━━━━━ Data to process

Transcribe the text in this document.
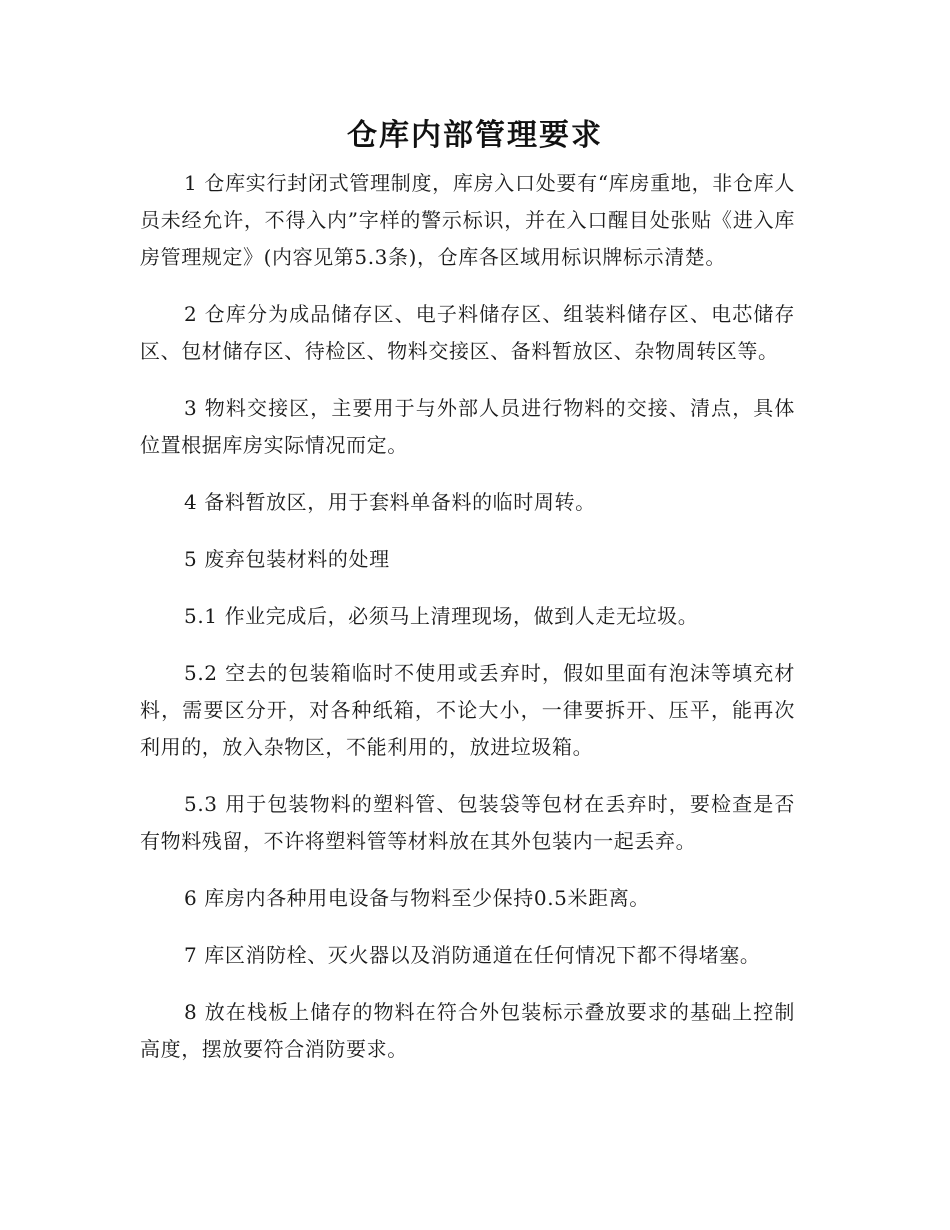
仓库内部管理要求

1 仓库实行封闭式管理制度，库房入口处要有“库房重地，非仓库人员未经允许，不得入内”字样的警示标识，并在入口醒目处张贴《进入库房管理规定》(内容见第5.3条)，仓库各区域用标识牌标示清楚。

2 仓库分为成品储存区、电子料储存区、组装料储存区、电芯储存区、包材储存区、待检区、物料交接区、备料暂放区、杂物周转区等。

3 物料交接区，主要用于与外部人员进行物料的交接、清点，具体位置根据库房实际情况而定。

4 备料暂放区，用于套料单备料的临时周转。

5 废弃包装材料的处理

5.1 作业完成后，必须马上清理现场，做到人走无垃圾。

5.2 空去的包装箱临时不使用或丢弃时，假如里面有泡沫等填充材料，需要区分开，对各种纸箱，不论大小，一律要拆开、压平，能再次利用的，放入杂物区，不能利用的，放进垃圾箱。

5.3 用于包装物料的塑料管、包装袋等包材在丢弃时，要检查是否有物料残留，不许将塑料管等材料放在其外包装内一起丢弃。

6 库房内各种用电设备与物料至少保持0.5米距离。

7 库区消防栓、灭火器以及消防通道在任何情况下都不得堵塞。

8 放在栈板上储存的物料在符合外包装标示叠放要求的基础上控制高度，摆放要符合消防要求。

━━━━━━━━━━

> [Your task]: None of the pictures should appear; repeat the records exactly otherwise.

> [Answer]:
Transcribe the text in this document.
仓库内部管理要求

1 仓库实行封闭式管理制度，库房入口处要有“库房重地，非仓库人员未经允许，不得入内”字样的警示标识，并在入口醒目处张贴《进入库房管理规定》(内容见第5.3条)，仓库各区域用标识牌标示清楚。

2 仓库分为成品储存区、电子料储存区、组装料储存区、电芯储存区、包材储存区、待检区、物料交接区、备料暂放区、杂物周转区等。

3 物料交接区，主要用于与外部人员进行物料的交接、清点，具体位置根据库房实际情况而定。

4 备料暂放区，用于套料单备料的临时周转。

5 废弃包装材料的处理

5.1 作业完成后，必须马上清理现场，做到人走无垃圾。

5.2 空去的包装箱临时不使用或丢弃时，假如里面有泡沫等填充材料，需要区分开，对各种纸箱，不论大小，一律要拆开、压平，能再次利用的，放入杂物区，不能利用的，放进垃圾箱。

5.3 用于包装物料的塑料管、包装袋等包材在丢弃时，要检查是否有物料残留，不许将塑料管等材料放在其外包装内一起丢弃。

6 库房内各种用电设备与物料至少保持0.5米距离。

7 库区消防栓、灭火器以及消防通道在任何情况下都不得堵塞。

8 放在栈板上储存的物料在符合外包装标示叠放要求的基础上控制高度，摆放要符合消防要求。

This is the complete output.